▸ **Task to carry out**:
In the records below, find each line that holds "Arizona" and return it.
****************************************
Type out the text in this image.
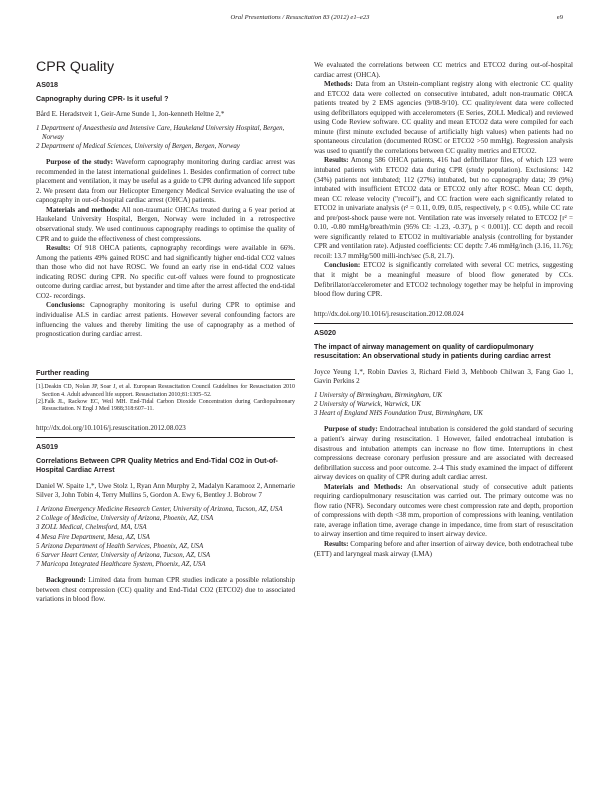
Oral Presentations / Resuscitation 83 (2012) e1–e23	e9
CPR Quality
AS018
Capnography during CPR- Is it useful ?
Bård E. Heradstveit 1, Geir-Arne Sunde 1, Jon-kenneth Heltne 2,*

1 Department of Anaesthesia and Intensive Care, Haukeland University Hospital, Bergen, Norway

2 Department of Medical Sciences, University of Bergen, Bergen, Norway

Purpose of the study: Waveform capnography monitoring during cardiac arrest was recommended in the latest international guidelines 1. Besides confirmation of correct tube placement and ventilation, it may be useful as a guide to CPR during advanced life support 2. We present data from our Helicopter Emergency Medical Service evaluating the use of capnography in out-of-hospital cardiac arrest (OHCA) patients.

Materials and methods: All non-traumatic OHCAs treated during a 6 year period at Haukeland University Hospital, Bergen, Norway were included in a retrospective observational study. We used continuous capnography readings to optimise the quality of CPR and to guide the effectiveness of chest compressions.

Results: Of 918 OHCA patients, capnography recordings were available in 66%. Among the patients 49% gained ROSC and had significantly higher end-tidal CO2 values than those who did not have ROSC. We found an early rise in end-tidal CO2 values indicating ROSC during CPR. No specific cut-off values were found to prognosticate outcome during cardiac arrest, but bystander and time after the arrest affected the end-tidal CO2- recordings.

Conclusions: Capnography monitoring is useful during CPR to optimise and individualise ALS in cardiac arrest patients. However several confounding factors are influencing the values and thereby limiting the use of capnography as a method of prognostication during cardiac arrest.

Further reading

[1].Deakin CD, Nolan JP, Soar J, et al. European Resuscitation Council Guidelines for Resuscitation 2010 Section 4. Adult advanced life support. Resuscitation 2010;81:1305–52.

[2].Falk JL, Rackow EC, Weil MH. End-Tidal Carbon Dioxide Concentration during Cardiopulmonary Resuscitation. N Engl J Med 1988;318:607–11.

http://dx.doi.org/10.1016/j.resuscitation.2012.08.023
AS019
Correlations Between CPR Quality Metrics and End-Tidal CO2 in Out-of-Hospital Cardiac Arrest
Daniel W. Spaite 1,*, Uwe Stolz 1, Ryan Ann Murphy 2, Madalyn Karamooz 2, Annemarie Silver 3, John Tobin 4, Terry Mullins 5, Gordon A. Ewy 6, Bentley J. Bobrow 7

1 Arizona Emergency Medicine Research Center, University of Arizona, Tucson, AZ, USA

2 College of Medicine, University of Arizona, Phoenix, AZ, USA

3 ZOLL Medical, Chelmsford, MA, USA

4 Mesa Fire Department, Mesa, AZ, USA

5 Arizona Department of Health Services, Phoenix, AZ, USA

6 Sarver Heart Center, University of Arizona, Tucson, AZ, USA

7 Maricopa Integrated Healthcare System, Phoenix, AZ, USA

Background: Limited data from human CPR studies indicate a possible relationship between chest compression (CC) quality and End-Tidal CO2 (ETCO2) due to associated variations in blood flow.

We evaluated the correlations between CC metrics and ETCO2 during out-of-hospital cardiac arrest (OHCA).

Methods: Data from an Utstein-compliant registry along with electronic CC quality and ETCO2 data were collected on consecutive intubated, adult non-traumatic OHCA patients treated by 2 EMS agencies (9/08-9/10). CC quality/event data were collected using defibrillators equipped with accelerometers (E Series, ZOLL Medical) and reviewed using Code Review software. CC quality and mean ETCO2 data were compiled for each minute (first minute excluded because of artificially high values) when patients had no spontaneous circulation (documented ROSC or ETCO2 >50 mmHg). Regression analysis was used to quantify the correlations between CC quality metrics and ETCO2.

Results: Among 586 OHCA patients, 416 had defibrillator files, of which 123 were intubated patients with ETCO2 data during CPR (study population). Exclusions: 142 (34%) patients not intubated; 112 (27%) intubated, but no capnography data; 39 (9%) intubated with insufficient ETCO2 data or ETCO2 only after ROSC. Mean CC depth, mean CC release velocity ("recoil"), and CC fraction were each significantly related to ETCO2 in univariate analysis (r² = 0.11, 0.09, 0.05, respectively, p < 0.05), while CC rate and pre/post-shock pause were not. Ventilation rate was inversely related to ETCO2 [r² = 0.10, -0.80 mmHg/breath/min (95% CI: -1.23, -0.37), p < 0.001)]. CC depth and recoil were significantly related to ETCO2 in multivariable analysis (controlling for bystander CPR and ventilation rate). Adjusted coefficients: CC depth: 7.46 mmHg/inch (3.16, 11.76); recoil: 13.7 mmHg/500 milli-inch/sec (5.8, 21.7).

Conclusion: ETCO2 is significantly correlated with several CC metrics, suggesting that it might be a meaningful measure of blood flow generated by CCs. Defibrillator/accelerometer and ETCO2 technology together may be helpful in improving blood flow during CPR.

http://dx.doi.org/10.1016/j.resuscitation.2012.08.024
AS020
The impact of airway management on quality of cardiopulmonary resuscitation: An observational study in patients during cardiac arrest
Joyce Yeung 1,*, Robin Davies 3, Richard Field 3, Mehboob Chilwan 3, Fang Gao 1, Gavin Perkins 2

1 University of Birmingham, Birmingham, UK

2 University of Warwick, Warwick, UK

3 Heart of England NHS Foundation Trust, Birmingham, UK

Purpose of study: Endotracheal intubation is considered the gold standard of securing a patient's airway during resuscitation. 1 However, failed endotracheal intubation is disastrous and intubation attempts can increase no flow time. Interruptions in chest compressions decrease coronary perfusion pressure and are associated with decreased defibrillation success and poor outcome. 2–4 This study examined the impact of different airway devices on quality of CPR during adult cardiac arrest.

Materials and Methods: An observational study of consecutive adult patients requiring cardiopulmonary resuscitation was carried out. The primary outcome was no flow ratio (NFR). Secondary outcomes were chest compression rate and depth, proportion of compressions with depth <38 mm, proportion of compressions with leaning, ventilation rate, average inflation time, average change in impedance, time from start of resuscitation to airway insertion and time required to insert airway device.

Results: Comparing before and after insertion of airway device, both endotracheal tube (ETT) and laryngeal mask airway (LMA)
****************************************
▸ **Expected answer**:
1 Arizona Emergency Medicine Research Center, University of Arizona, Tucson, AZ, USA
2 College of Medicine, University of Arizona, Phoenix, AZ, USA
5 Arizona Department of Health Services, Phoenix, AZ, USA
6 Sarver Heart Center, University of Arizona, Tucson, AZ, USA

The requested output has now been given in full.